## The exercise
Search the records below for the word "length" and show every line where it occurs.
========================================================================
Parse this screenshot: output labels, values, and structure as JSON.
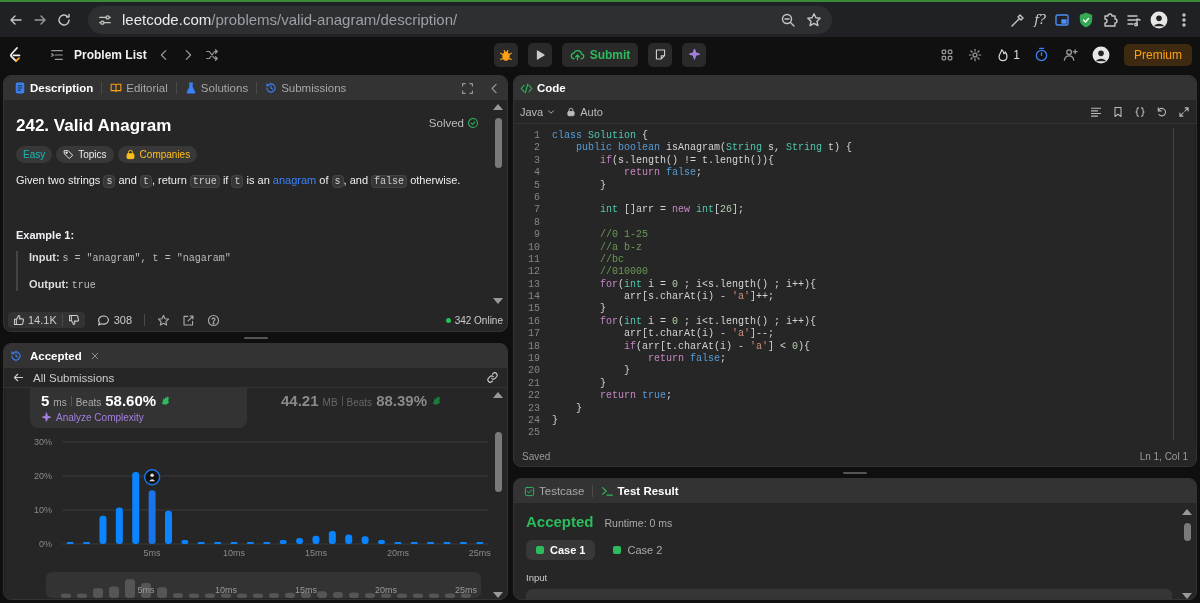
{
  "browser": {
    "url": {
      "domain": "leetcode.com",
      "path": "/problems/valid-anagram/description/"
    },
    "extension_label": "f?"
  },
  "nav": {
    "title": "Problem List",
    "submit": "Submit",
    "streak": "1",
    "premium": "Premium"
  },
  "description": {
    "tabs": [
      {
        "label": "Description",
        "selected": true
      },
      {
        "label": "Editorial",
        "selected": false
      },
      {
        "label": "Solutions",
        "selected": false
      },
      {
        "label": "Submissions",
        "selected": false
      }
    ],
    "title": "242. Valid Anagram",
    "status": "Solved",
    "tags": [
      {
        "label": "Easy",
        "kind": "difficulty"
      },
      {
        "label": "Topics",
        "kind": "topics"
      },
      {
        "label": "Companies",
        "kind": "companies"
      }
    ],
    "statement": [
      {
        "text": "Given two strings ",
        "kind": "text"
      },
      {
        "text": "s",
        "kind": "code"
      },
      {
        "text": " and ",
        "kind": "text"
      },
      {
        "text": "t",
        "kind": "code"
      },
      {
        "text": ", return ",
        "kind": "text"
      },
      {
        "text": "true",
        "kind": "code"
      },
      {
        "text": " if ",
        "kind": "text"
      },
      {
        "text": "t",
        "kind": "code"
      },
      {
        "text": " is an ",
        "kind": "text"
      },
      {
        "text": "anagram",
        "kind": "link"
      },
      {
        "text": " of ",
        "kind": "text"
      },
      {
        "text": "s",
        "kind": "code"
      },
      {
        "text": ", and ",
        "kind": "text"
      },
      {
        "text": "false",
        "kind": "code"
      },
      {
        "text": " otherwise.",
        "kind": "text"
      }
    ],
    "example": {
      "heading": "Example 1:",
      "input_label": "Input:",
      "input_value": "s = \"anagram\", t = \"nagaram\"",
      "output_label": "Output:",
      "output_value": "true"
    },
    "footer": {
      "likes": "14.1K",
      "comments": "308",
      "online": "342 Online"
    }
  },
  "submission": {
    "tab": "Accepted",
    "back": "All Submissions",
    "stats": [
      {
        "value": "5",
        "unit": "ms",
        "beats_label": "Beats",
        "beats": "58.60%",
        "selected": true
      },
      {
        "value": "44.21",
        "unit": "MB",
        "beats_label": "Beats",
        "beats": "88.39%",
        "selected": false
      }
    ],
    "analyze": "Analyze Complexity",
    "chart_data": {
      "type": "bar",
      "x": [
        0,
        1,
        2,
        3,
        4,
        5,
        6,
        7,
        8,
        9,
        10,
        11,
        12,
        13,
        14,
        15,
        16,
        17,
        18,
        19,
        20,
        21,
        22,
        23,
        24,
        25
      ],
      "values": [
        0.6,
        0.6,
        8.3,
        10.7,
        21.2,
        15.8,
        9.8,
        1.2,
        0.6,
        0.6,
        0.6,
        0.6,
        0.6,
        1.2,
        1.8,
        2.4,
        3.8,
        2.8,
        2.3,
        1.2,
        0.6,
        0.6,
        0.6,
        0.6,
        0.6,
        0.6
      ],
      "xlim": [
        -0.5,
        25.5
      ],
      "ylim": [
        0,
        30
      ],
      "yticks": [
        {
          "value": 0,
          "label": "0%"
        },
        {
          "value": 10,
          "label": "10%"
        },
        {
          "value": 20,
          "label": "20%"
        },
        {
          "value": 30,
          "label": "30%"
        }
      ],
      "xticks": [
        {
          "value": 5,
          "label": "5ms"
        },
        {
          "value": 10,
          "label": "10ms"
        },
        {
          "value": 15,
          "label": "15ms"
        },
        {
          "value": 20,
          "label": "20ms"
        },
        {
          "value": 25,
          "label": "25ms"
        }
      ]
    },
    "navigator_labels": [
      "5ms",
      "10ms",
      "15ms",
      "20ms",
      "25ms"
    ]
  },
  "editor": {
    "title": "Code",
    "language": "Java",
    "mode": "Auto",
    "lines": [
      {
        "number": "1",
        "tokens": [
          {
            "text": "class",
            "kind": "keyword"
          },
          {
            "text": " Solution",
            "kind": "type"
          },
          {
            "text": " {",
            "kind": "plain"
          }
        ]
      },
      {
        "number": "2",
        "tokens": [
          {
            "text": "    public boolean",
            "kind": "keyword"
          },
          {
            "text": " isAnagram(",
            "kind": "plain"
          },
          {
            "text": "String",
            "kind": "type"
          },
          {
            "text": " s, ",
            "kind": "plain"
          },
          {
            "text": "String",
            "kind": "type"
          },
          {
            "text": " t) {",
            "kind": "plain"
          }
        ]
      },
      {
        "number": "3",
        "tokens": [
          {
            "text": "        if",
            "kind": "control"
          },
          {
            "text": "(s.length() != t.length()){",
            "kind": "plain"
          }
        ]
      },
      {
        "number": "4",
        "tokens": [
          {
            "text": "            return",
            "kind": "control"
          },
          {
            "text": " false",
            "kind": "keyword"
          },
          {
            "text": ";",
            "kind": "plain"
          }
        ]
      },
      {
        "number": "5",
        "tokens": [
          {
            "text": "        }",
            "kind": "plain"
          }
        ]
      },
      {
        "number": "6"
      },
      {
        "number": "7",
        "tokens": [
          {
            "text": "        int",
            "kind": "type"
          },
          {
            "text": " []arr = ",
            "kind": "plain"
          },
          {
            "text": "new",
            "kind": "control"
          },
          {
            "text": " int",
            "kind": "type"
          },
          {
            "text": "[",
            "kind": "plain"
          },
          {
            "text": "26",
            "kind": "number"
          },
          {
            "text": "];",
            "kind": "plain"
          }
        ]
      },
      {
        "number": "8"
      },
      {
        "number": "9",
        "tokens": [
          {
            "text": "        //0 1-25",
            "kind": "comment"
          }
        ]
      },
      {
        "number": "10",
        "tokens": [
          {
            "text": "        //a b-z",
            "kind": "comment"
          }
        ]
      },
      {
        "number": "11",
        "tokens": [
          {
            "text": "        //bc",
            "kind": "comment"
          }
        ]
      },
      {
        "number": "12",
        "tokens": [
          {
            "text": "        //010000",
            "kind": "comment"
          }
        ]
      },
      {
        "number": "13",
        "tokens": [
          {
            "text": "        for",
            "kind": "control"
          },
          {
            "text": "(",
            "kind": "plain"
          },
          {
            "text": "int",
            "kind": "type"
          },
          {
            "text": " i = ",
            "kind": "plain"
          },
          {
            "text": "0",
            "kind": "number"
          },
          {
            "text": " ; i<s.length() ; i++){",
            "kind": "plain"
          }
        ]
      },
      {
        "number": "14",
        "tokens": [
          {
            "text": "            arr[s.charAt(i) - ",
            "kind": "plain"
          },
          {
            "text": "'a'",
            "kind": "string"
          },
          {
            "text": "]++;",
            "kind": "plain"
          }
        ]
      },
      {
        "number": "15",
        "tokens": [
          {
            "text": "        }",
            "kind": "plain"
          }
        ]
      },
      {
        "number": "16",
        "tokens": [
          {
            "text": "        for",
            "kind": "control"
          },
          {
            "text": "(",
            "kind": "plain"
          },
          {
            "text": "int",
            "kind": "type"
          },
          {
            "text": " i = ",
            "kind": "plain"
          },
          {
            "text": "0",
            "kind": "number"
          },
          {
            "text": " ; i<t.length() ; i++){",
            "kind": "plain"
          }
        ]
      },
      {
        "number": "17",
        "tokens": [
          {
            "text": "            arr[t.charAt(i) - ",
            "kind": "plain"
          },
          {
            "text": "'a'",
            "kind": "string"
          },
          {
            "text": "]--;",
            "kind": "plain"
          }
        ]
      },
      {
        "number": "18",
        "tokens": [
          {
            "text": "            if",
            "kind": "control"
          },
          {
            "text": "(arr[t.charAt(i) - ",
            "kind": "plain"
          },
          {
            "text": "'a'",
            "kind": "string"
          },
          {
            "text": "] < ",
            "kind": "plain"
          },
          {
            "text": "0",
            "kind": "number"
          },
          {
            "text": "){",
            "kind": "plain"
          }
        ]
      },
      {
        "number": "19",
        "tokens": [
          {
            "text": "                return",
            "kind": "control"
          },
          {
            "text": " false",
            "kind": "keyword"
          },
          {
            "text": ";",
            "kind": "plain"
          }
        ]
      },
      {
        "number": "20",
        "tokens": [
          {
            "text": "            }",
            "kind": "plain"
          }
        ]
      },
      {
        "number": "21",
        "tokens": [
          {
            "text": "        }",
            "kind": "plain"
          }
        ]
      },
      {
        "number": "22",
        "tokens": [
          {
            "text": "        return",
            "kind": "control"
          },
          {
            "text": " true",
            "kind": "keyword"
          },
          {
            "text": ";",
            "kind": "plain"
          }
        ]
      },
      {
        "number": "23",
        "tokens": [
          {
            "text": "    }",
            "kind": "plain"
          }
        ]
      },
      {
        "number": "24",
        "tokens": [
          {
            "text": "}",
            "kind": "plain"
          }
        ]
      },
      {
        "number": "25"
      }
    ],
    "status": "Saved",
    "cursor": "Ln 1, Col 1"
  },
  "tests": {
    "tabs": [
      {
        "label": "Testcase",
        "selected": false
      },
      {
        "label": "Test Result",
        "selected": true
      }
    ],
    "verdict": "Accepted",
    "runtime": "Runtime: 0 ms",
    "cases": [
      {
        "label": "Case 1",
        "selected": true
      },
      {
        "label": "Case 2",
        "selected": false
      }
    ],
    "input_label": "Input"
  }
}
========================================================================
## Completed exercise
            "text": "(s.length() != t.length()){",
            "text": " ; i<s.length() ; i++){",
            "text": " ; i<t.length() ; i++){",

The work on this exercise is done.